Data entries
<<<<

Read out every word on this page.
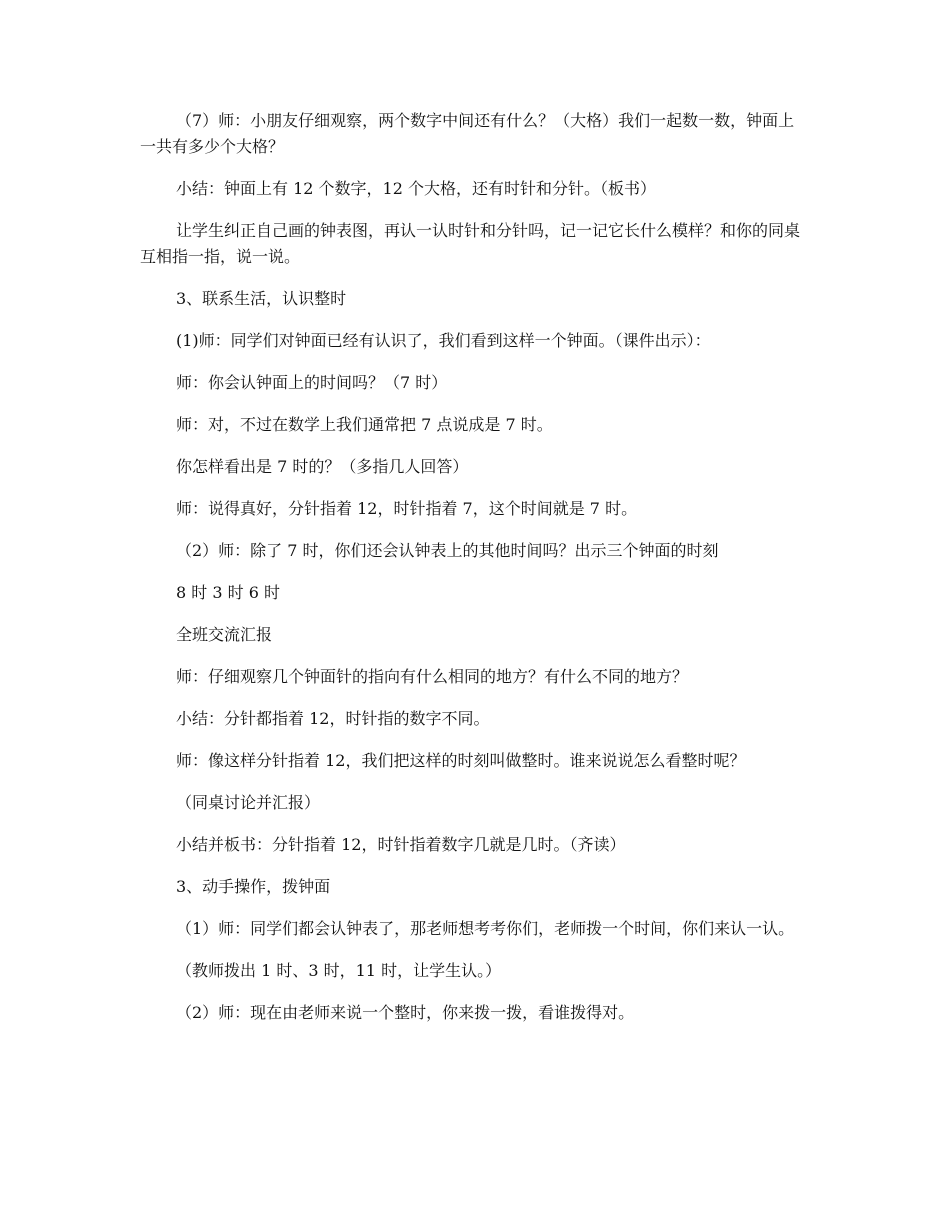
（7）师：小朋友仔细观察，两个数字中间还有什么？（大格）我们一起数一数，钟面上一共有多少个大格？

小结：钟面上有 12 个数字，12 个大格，还有时针和分针。（板书）

让学生纠正自己画的钟表图，再认一认时针和分针吗，记一记它长什么模样？和你的同桌互相指一指，说一说。

3、联系生活，认识整时

(1)师：同学们对钟面已经有认识了，我们看到这样一个钟面。（课件出示）：

师：你会认钟面上的时间吗？（7 时）

师：对，不过在数学上我们通常把 7 点说成是 7 时。

你怎样看出是 7 时的？（多指几人回答）

师：说得真好，分针指着 12，时针指着 7，这个时间就是 7 时。

（2）师：除了 7 时，你们还会认钟表上的其他时间吗？出示三个钟面的时刻

8 时 3 时 6 时

全班交流汇报

师：仔细观察几个钟面针的指向有什么相同的地方？有什么不同的地方？

小结：分针都指着 12，时针指的数字不同。

师：像这样分针指着 12，我们把这样的时刻叫做整时。谁来说说怎么看整时呢？

（同桌讨论并汇报）

小结并板书：分针指着 12，时针指着数字几就是几时。（齐读）

3、动手操作，拨钟面

（1）师：同学们都会认钟表了，那老师想考考你们，老师拨一个时间，你们来认一认。

（教师拨出 1 时、3 时，11 时，让学生认。）

（2）师：现在由老师来说一个整时，你来拨一拨，看谁拨得对。
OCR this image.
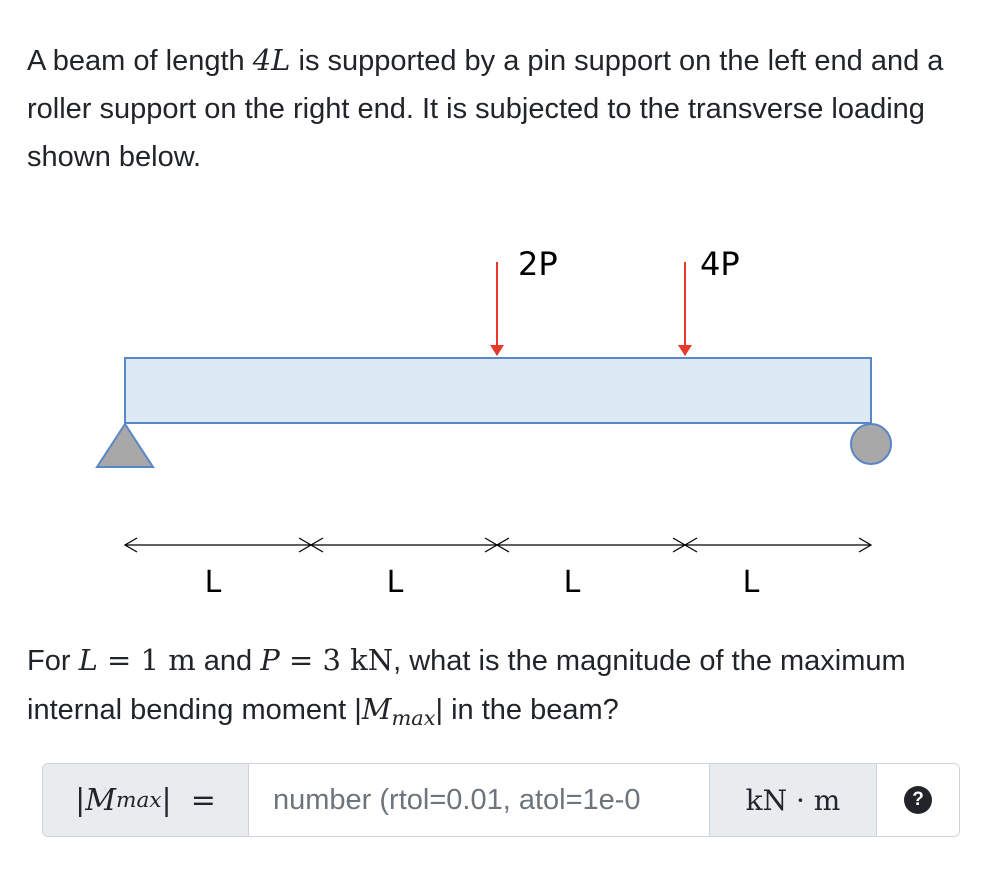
A beam of length 4L is supported by a pin support on the left end and a roller support on the right end. It is subjected to the transverse loading shown below.
2P	4P
L	L	L	L
For L = 1 m and P = 3 kN, what is the magnitude of the maximum internal bending moment $|M_{max}|$ in the beam?
| M max | =
number (rtol=0.01, atol=1e-0	kN · m	?
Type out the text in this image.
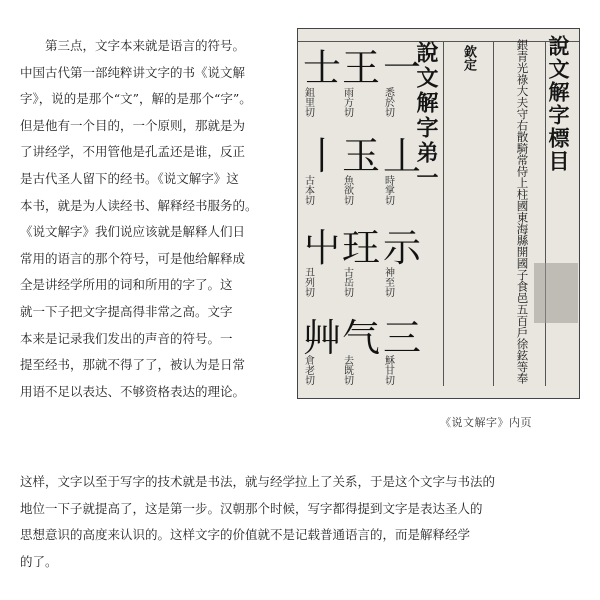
　　第三点，文字本来就是语言的符号。
中国古代第一部纯粹讲文字的书《说文解
字》，说的是那个“文”，解的是那个“字”。
但是他有一个目的，一个原则，那就是为
了讲经学，不用管他是孔孟还是谁，反正
是古代圣人留下的经书。《说文解字》这
本书，就是为人读经书、解释经书服务的。
《说文解字》我们说应该就是解释人们日
常用的语言的那个符号，可是他给解释成
全是讲经学所用的词和所用的字了。这
就一下子把文字提高得非常之高。文字
本来是记录我们发出的声音的符号。一
提至经书，那就不得了了，被认为是日常
用语不足以表达、不够资格表达的理论。
說文解字標目
銀青光祿大夫守右散騎常侍上柱國東海縣開國子食邑五百戶徐鉉等奉
欽定
說文解字弟一
一
悉於切
丄
時掌切
示
神至切
三
穌甘切
王
雨方切
玉
魚欲切
玨
古岳切
气
去既切
士
鉏里切
丨
古本切
屮
丑列切
艸
倉老切
《说文解字》内页
这样，文字以至于写字的技术就是书法，就与经学拉上了关系，于是这个文字与书法的
地位一下子就提高了，这是第一步。汉朝那个时候，写字都得提到文字是表达圣人的
思想意识的高度来认识的。这样文字的价值就不是记载普通语言的，而是解释经学
的了。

>>>>

* [INSTRUCTIONS FOR THE TASK] Up to and including the last line of the listing, starting at the line with "Type out the text in this image.", extract every line exactly and leave out the pictures.

* [EXERCISE OUTPUT]
Type out the text in this image.
　　第三点，文字本来就是语言的符号。
中国古代第一部纯粹讲文字的书《说文解
字》，说的是那个“文”，解的是那个“字”。
但是他有一个目的，一个原则，那就是为
了讲经学，不用管他是孔孟还是谁，反正
是古代圣人留下的经书。《说文解字》这
本书，就是为人读经书、解释经书服务的。
《说文解字》我们说应该就是解释人们日
常用的语言的那个符号，可是他给解释成
全是讲经学所用的词和所用的字了。这
就一下子把文字提高得非常之高。文字
本来是记录我们发出的声音的符号。一
提至经书，那就不得了了，被认为是日常
用语不足以表达、不够资格表达的理论。
說文解字標目
銀青光祿大夫守右散騎常侍上柱國東海縣開國子食邑五百戶徐鉉等奉
欽定
說文解字弟一
一
悉於切
丄
時掌切
示
神至切
三
穌甘切
王
雨方切
玉
魚欲切
玨
古岳切
气
去既切
士
鉏里切
丨
古本切
屮
丑列切
艸
倉老切
《说文解字》内页
这样，文字以至于写字的技术就是书法，就与经学拉上了关系，于是这个文字与书法的
地位一下子就提高了，这是第一步。汉朝那个时候，写字都得提到文字是表达圣人的
思想意识的高度来认识的。这样文字的价值就不是记载普通语言的，而是解释经学
的了。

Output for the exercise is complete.